TO DO: Collect all lines below with the string "Головной".

[start INFORMATION SHOWN]

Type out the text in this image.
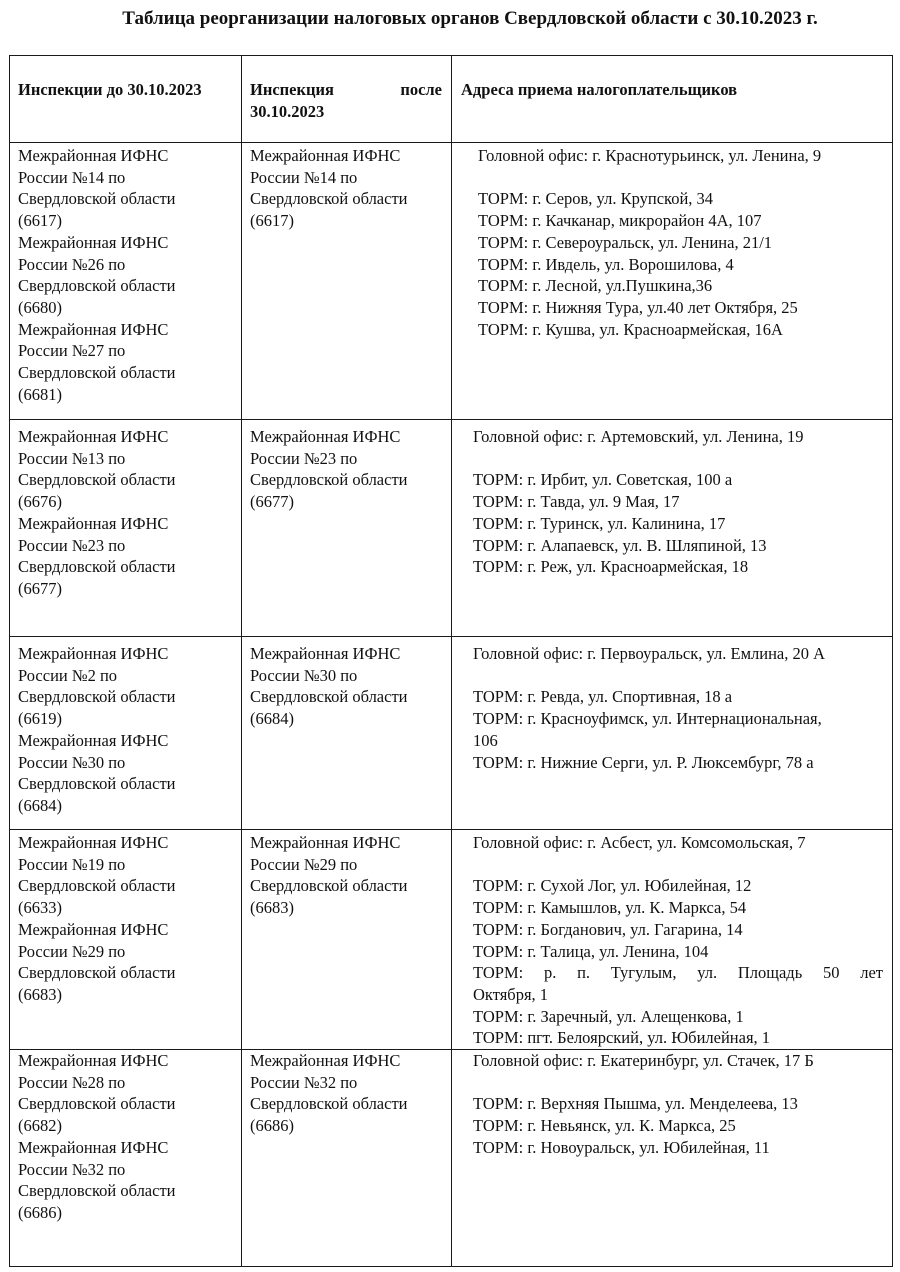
Таблица реорганизации налоговых органов Свердловской области с 30.10.2023 г.
Инспекции до 30.10.2023	Инспекция	после
30.10.2023
Адреса приема налогоплательщиков
Межрайонная ИФНС
России №14 по
Свердловской области
(6617)
Межрайонная ИФНС
России №26 по
Свердловской области
(6680)
Межрайонная ИФНС
России №27 по
Свердловской области
(6681)
Межрайонная ИФНС
России №14 по
Свердловской области
(6617)
Головной офис: г. Краснотурьинск, ул. Ленина, 9
ТОРМ: г. Серов, ул. Крупской, 34
ТОРМ: г. Качканар, микрорайон 4А, 107
ТОРМ: г. Североуральск, ул. Ленина, 21/1
ТОРМ: г. Ивдель, ул. Ворошилова, 4
ТОРМ: г. Лесной, ул.Пушкина,36
ТОРМ: г. Нижняя Тура, ул.40 лет Октября, 25
ТОРМ: г. Кушва, ул. Красноармейская, 16А
Межрайонная ИФНС
России №13 по
Свердловской области
(6676)
Межрайонная ИФНС
России №23 по
Свердловской области
(6677)
Межрайонная ИФНС
России №23 по
Свердловской области
(6677)
Головной офис: г. Артемовский, ул. Ленина, 19
ТОРМ: г. Ирбит, ул. Советская, 100 а
ТОРМ: г. Тавда, ул. 9 Мая, 17
ТОРМ: г. Туринск, ул. Калинина, 17
ТОРМ: г. Алапаевск, ул. В. Шляпиной, 13
ТОРМ: г. Реж, ул. Красноармейская, 18
Межрайонная ИФНС
России №2 по
Свердловской области
(6619)
Межрайонная ИФНС
России №30 по
Свердловской области
(6684)
Межрайонная ИФНС
России №30 по
Свердловской области
(6684)
Головной офис: г. Первоуральск, ул. Емлина, 20 А
ТОРМ: г. Ревда, ул. Спортивная, 18 а
ТОРМ: г. Красноуфимск, ул. Интернациональная,
106
ТОРМ: г. Нижние Серги, ул. Р. Люксембург, 78 а
Межрайонная ИФНС
России №19 по
Свердловской области
(6633)
Межрайонная ИФНС
России №29 по
Свердловской области
(6683)
Межрайонная ИФНС
России №29 по
Свердловской области
(6683)
Головной офис: г. Асбест, ул. Комсомольская, 7
ТОРМ: г. Сухой Лог, ул. Юбилейная, 12
ТОРМ: г. Камышлов, ул. К. Маркса, 54
ТОРМ: г. Богданович, ул. Гагарина, 14
ТОРМ: г. Талица, ул. Ленина, 104
ТОРМ: р. п. Тугулым, ул. Площадь 50 лет
Октября, 1
ТОРМ: г. Заречный, ул. Алещенкова, 1
ТОРМ: пгт. Белоярский, ул. Юбилейная, 1
Межрайонная ИФНС
России №28 по
Свердловской области
(6682)
Межрайонная ИФНС
России №32 по
Свердловской области
(6686)
Межрайонная ИФНС
России №32 по
Свердловской области
(6686)
Головной офис: г. Екатеринбург, ул. Стачек, 17 Б
ТОРМ: г. Верхняя Пышма, ул. Менделеева, 13
ТОРМ: г. Невьянск, ул. К. Маркса, 25
ТОРМ: г. Новоуральск, ул. Юбилейная, 11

[end INFORMATION SHOWN]

COMPLETE RESPONSE:
Головной офис: г. Краснотурьинск, ул. Ленина, 9
Головной офис: г. Артемовский, ул. Ленина, 19
Головной офис: г. Первоуральск, ул. Емлина, 20 А
Головной офис: г. Асбест, ул. Комсомольская, 7
Головной офис: г. Екатеринбург, ул. Стачек, 17 Б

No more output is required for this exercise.